- **SOURCE RECORDS**:

⟨

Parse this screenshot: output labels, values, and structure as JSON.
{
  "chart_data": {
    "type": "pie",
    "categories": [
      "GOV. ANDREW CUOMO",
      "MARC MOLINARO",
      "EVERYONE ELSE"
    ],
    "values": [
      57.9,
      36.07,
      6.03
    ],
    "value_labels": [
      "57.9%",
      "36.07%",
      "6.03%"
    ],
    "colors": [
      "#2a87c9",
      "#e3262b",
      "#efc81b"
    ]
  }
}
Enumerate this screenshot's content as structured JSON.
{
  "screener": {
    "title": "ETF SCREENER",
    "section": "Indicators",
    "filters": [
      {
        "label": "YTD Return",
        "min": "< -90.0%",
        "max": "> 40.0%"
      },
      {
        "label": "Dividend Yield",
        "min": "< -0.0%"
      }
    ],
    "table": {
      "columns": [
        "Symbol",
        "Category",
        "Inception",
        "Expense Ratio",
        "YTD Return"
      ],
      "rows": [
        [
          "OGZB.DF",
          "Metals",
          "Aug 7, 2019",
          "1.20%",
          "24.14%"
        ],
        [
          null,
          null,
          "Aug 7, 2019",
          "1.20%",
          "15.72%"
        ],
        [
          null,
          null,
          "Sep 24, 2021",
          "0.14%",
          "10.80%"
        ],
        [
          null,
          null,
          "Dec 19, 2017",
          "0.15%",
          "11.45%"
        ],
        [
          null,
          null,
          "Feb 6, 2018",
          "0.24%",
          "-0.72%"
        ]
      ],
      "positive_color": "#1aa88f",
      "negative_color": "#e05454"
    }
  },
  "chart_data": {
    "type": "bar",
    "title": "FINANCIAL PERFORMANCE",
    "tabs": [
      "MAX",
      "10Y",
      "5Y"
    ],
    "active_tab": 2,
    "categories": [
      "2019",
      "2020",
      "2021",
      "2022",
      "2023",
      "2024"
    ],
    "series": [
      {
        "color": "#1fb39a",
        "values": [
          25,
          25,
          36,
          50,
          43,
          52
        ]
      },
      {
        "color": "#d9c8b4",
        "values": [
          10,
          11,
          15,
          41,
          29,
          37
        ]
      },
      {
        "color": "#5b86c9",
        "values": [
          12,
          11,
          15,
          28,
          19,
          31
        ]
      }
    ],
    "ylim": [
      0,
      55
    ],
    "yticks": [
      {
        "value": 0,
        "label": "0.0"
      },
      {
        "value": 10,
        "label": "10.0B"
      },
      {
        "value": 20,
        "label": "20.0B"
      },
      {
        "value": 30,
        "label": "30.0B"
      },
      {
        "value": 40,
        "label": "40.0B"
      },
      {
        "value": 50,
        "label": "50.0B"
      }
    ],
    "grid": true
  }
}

⟩

- **AIM**:
Nothing may be left out: return each entry exactly as it reads.

- **RESPONSE TO THE TASK**:
Parse this screenshot: output labels, values, and structure as JSON.
{
  "chart_data": {
    "type": "pie",
    "categories": [
      "GOV. ANDREW CUOMO",
      "MARC MOLINARO",
      "EVERYONE ELSE"
    ],
    "values": [
      57.9,
      36.07,
      6.03
    ],
    "value_labels": [
      "57.9%",
      "36.07%",
      "6.03%"
    ],
    "colors": [
      "#2a87c9",
      "#e3262b",
      "#efc81b"
    ]
  }
}
Enumerate this screenshot's content as structured JSON.
{
  "screener": {
    "title": "ETF SCREENER",
    "section": "Indicators",
    "filters": [
      {
        "label": "YTD Return",
        "min": "< -90.0%",
        "max": "> 40.0%"
      },
      {
        "label": "Dividend Yield",
        "min": "< -0.0%"
      }
    ],
    "table": {
      "columns": [
        "Symbol",
        "Category",
        "Inception",
        "Expense Ratio",
        "YTD Return"
      ],
      "rows": [
        [
          "OGZB.DF",
          "Metals",
          "Aug 7, 2019",
          "1.20%",
          "24.14%"
        ],
        [
          null,
          null,
          "Aug 7, 2019",
          "1.20%",
          "15.72%"
        ],
        [
          null,
          null,
          "Sep 24, 2021",
          "0.14%",
          "10.80%"
        ],
        [
          null,
          null,
          "Dec 19, 2017",
          "0.15%",
          "11.45%"
        ],
        [
          null,
          null,
          "Feb 6, 2018",
          "0.24%",
          "-0.72%"
        ]
      ],
      "positive_color": "#1aa88f",
      "negative_color": "#e05454"
    }
  },
  "chart_data": {
    "type": "bar",
    "title": "FINANCIAL PERFORMANCE",
    "tabs": [
      "MAX",
      "10Y",
      "5Y"
    ],
    "active_tab": 2,
    "categories": [
      "2019",
      "2020",
      "2021",
      "2022",
      "2023",
      "2024"
    ],
    "series": [
      {
        "color": "#1fb39a",
        "values": [
          25,
          25,
          36,
          50,
          43,
          52
        ]
      },
      {
        "color": "#d9c8b4",
        "values": [
          10,
          11,
          15,
          41,
          29,
          37
        ]
      },
      {
        "color": "#5b86c9",
        "values": [
          12,
          11,
          15,
          28,
          19,
          31
        ]
      }
    ],
    "ylim": [
      0,
      55
    ],
    "yticks": [
      {
        "value": 0,
        "label": "0.0"
      },
      {
        "value": 10,
        "label": "10.0B"
      },
      {
        "value": 20,
        "label": "20.0B"
      },
      {
        "value": 30,
        "label": "30.0B"
      },
      {
        "value": 40,
        "label": "40.0B"
      },
      {
        "value": 50,
        "label": "50.0B"
      }
    ],
    "grid": true
  }
}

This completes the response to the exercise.